- **Stated goal**
Copy every line from the records below that holds the word "this".

- **Data provided**
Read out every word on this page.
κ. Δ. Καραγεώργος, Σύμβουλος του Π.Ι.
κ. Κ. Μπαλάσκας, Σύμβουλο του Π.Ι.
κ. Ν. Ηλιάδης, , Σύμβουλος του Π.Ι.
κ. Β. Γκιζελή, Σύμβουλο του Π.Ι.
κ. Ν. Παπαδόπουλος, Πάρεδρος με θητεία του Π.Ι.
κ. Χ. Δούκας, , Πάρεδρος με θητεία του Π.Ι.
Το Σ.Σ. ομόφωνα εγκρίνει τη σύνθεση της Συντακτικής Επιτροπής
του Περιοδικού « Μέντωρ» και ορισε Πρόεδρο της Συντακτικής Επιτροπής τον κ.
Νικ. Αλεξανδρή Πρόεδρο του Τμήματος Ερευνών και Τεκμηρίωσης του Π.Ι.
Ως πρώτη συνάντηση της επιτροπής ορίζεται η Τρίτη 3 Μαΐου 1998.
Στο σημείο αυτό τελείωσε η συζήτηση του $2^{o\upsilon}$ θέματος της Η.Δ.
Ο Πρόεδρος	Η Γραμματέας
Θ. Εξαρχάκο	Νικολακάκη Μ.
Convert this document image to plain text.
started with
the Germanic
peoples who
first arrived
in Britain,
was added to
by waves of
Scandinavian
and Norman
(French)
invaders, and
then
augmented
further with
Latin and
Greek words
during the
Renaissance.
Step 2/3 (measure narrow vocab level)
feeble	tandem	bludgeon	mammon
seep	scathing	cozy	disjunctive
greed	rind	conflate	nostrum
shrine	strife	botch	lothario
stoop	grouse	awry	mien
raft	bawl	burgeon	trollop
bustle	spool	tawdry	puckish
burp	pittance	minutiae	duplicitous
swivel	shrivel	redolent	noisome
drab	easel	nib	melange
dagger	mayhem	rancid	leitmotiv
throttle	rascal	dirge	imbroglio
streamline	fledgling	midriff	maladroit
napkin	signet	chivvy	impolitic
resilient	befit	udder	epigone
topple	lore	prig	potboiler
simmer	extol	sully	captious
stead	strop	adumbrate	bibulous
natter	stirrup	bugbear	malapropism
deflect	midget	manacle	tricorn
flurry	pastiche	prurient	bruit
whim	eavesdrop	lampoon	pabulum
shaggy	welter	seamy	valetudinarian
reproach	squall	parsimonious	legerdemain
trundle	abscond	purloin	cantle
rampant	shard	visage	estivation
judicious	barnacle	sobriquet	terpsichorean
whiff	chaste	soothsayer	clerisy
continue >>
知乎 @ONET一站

- **Reply**
Read out every word on this page.
Convert this document image to plain text.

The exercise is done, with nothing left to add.